◆ REQUIREMENT ◆
Gather from the listing below each line that includes the word "start", and copy it.

-=-=-=-=-

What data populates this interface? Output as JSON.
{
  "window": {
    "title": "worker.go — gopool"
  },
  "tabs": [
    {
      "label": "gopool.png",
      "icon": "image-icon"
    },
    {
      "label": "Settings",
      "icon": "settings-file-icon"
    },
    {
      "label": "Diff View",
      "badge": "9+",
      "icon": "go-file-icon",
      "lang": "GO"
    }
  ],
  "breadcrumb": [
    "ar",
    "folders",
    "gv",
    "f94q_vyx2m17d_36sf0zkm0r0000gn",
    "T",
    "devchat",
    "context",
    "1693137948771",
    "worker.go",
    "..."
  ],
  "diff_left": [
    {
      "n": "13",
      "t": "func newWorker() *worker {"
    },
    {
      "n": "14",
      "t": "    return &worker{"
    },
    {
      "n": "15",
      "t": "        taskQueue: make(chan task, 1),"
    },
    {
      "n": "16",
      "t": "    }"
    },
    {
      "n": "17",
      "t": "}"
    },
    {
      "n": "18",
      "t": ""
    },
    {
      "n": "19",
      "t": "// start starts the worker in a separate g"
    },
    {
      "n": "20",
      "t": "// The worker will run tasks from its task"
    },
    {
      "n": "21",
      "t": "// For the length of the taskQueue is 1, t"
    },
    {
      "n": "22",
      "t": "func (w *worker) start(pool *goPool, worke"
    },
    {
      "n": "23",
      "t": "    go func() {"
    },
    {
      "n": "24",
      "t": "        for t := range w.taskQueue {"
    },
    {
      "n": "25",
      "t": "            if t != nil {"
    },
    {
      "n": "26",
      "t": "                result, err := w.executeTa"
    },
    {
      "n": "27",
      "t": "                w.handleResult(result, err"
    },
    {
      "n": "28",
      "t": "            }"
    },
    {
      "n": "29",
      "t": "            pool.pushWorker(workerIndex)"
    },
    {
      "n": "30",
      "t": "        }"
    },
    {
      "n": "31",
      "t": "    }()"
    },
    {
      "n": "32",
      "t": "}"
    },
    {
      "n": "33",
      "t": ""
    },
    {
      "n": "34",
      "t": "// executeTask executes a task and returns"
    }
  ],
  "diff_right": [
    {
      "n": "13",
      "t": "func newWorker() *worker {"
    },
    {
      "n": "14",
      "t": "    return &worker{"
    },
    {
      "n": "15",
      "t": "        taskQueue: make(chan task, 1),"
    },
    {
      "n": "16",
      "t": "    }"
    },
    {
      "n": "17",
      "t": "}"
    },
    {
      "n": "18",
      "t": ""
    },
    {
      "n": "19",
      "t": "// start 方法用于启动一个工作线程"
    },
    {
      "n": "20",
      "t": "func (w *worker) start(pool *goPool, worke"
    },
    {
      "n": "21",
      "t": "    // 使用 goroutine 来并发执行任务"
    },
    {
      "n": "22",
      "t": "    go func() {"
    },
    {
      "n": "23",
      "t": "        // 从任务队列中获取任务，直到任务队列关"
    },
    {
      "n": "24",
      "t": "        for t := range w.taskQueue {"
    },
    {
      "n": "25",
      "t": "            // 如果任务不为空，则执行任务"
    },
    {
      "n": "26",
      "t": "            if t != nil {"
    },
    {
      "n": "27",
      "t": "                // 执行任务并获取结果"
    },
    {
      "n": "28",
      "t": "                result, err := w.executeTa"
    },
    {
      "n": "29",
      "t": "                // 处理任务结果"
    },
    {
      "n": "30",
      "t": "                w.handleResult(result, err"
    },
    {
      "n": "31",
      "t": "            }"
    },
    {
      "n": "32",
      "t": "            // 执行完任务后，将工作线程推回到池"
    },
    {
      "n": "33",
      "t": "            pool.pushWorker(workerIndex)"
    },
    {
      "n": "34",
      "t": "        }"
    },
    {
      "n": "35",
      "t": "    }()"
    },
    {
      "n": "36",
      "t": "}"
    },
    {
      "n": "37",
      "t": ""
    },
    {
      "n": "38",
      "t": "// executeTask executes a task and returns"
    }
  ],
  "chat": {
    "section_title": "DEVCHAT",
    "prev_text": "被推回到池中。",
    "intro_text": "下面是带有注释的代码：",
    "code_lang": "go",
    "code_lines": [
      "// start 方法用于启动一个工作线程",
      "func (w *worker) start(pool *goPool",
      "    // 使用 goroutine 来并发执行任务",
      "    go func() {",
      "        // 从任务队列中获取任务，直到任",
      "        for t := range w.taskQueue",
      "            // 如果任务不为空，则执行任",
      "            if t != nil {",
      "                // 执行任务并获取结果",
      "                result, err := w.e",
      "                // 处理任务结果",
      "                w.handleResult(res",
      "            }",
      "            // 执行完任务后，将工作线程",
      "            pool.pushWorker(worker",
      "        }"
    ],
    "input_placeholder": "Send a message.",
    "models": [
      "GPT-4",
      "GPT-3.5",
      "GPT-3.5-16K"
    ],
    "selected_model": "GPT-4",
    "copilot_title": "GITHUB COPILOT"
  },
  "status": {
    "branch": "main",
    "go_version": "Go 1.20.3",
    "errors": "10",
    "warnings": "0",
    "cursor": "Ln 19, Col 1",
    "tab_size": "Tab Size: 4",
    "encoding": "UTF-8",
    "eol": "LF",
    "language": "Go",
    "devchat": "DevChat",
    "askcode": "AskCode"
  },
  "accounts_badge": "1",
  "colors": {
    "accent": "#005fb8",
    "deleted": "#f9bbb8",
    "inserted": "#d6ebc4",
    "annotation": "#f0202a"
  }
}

-=-=-=-=-

◆ RESULT ◆
      "t": "// start starts the worker in a separate g"
      "t": "func (w *worker) start(pool *goPool, worke"
      "t": "// start 方法用于启动一个工作线程"
      "t": "func (w *worker) start(pool *goPool, worke"
      "// start 方法用于启动一个工作线程",
      "func (w *worker) start(pool *goPool",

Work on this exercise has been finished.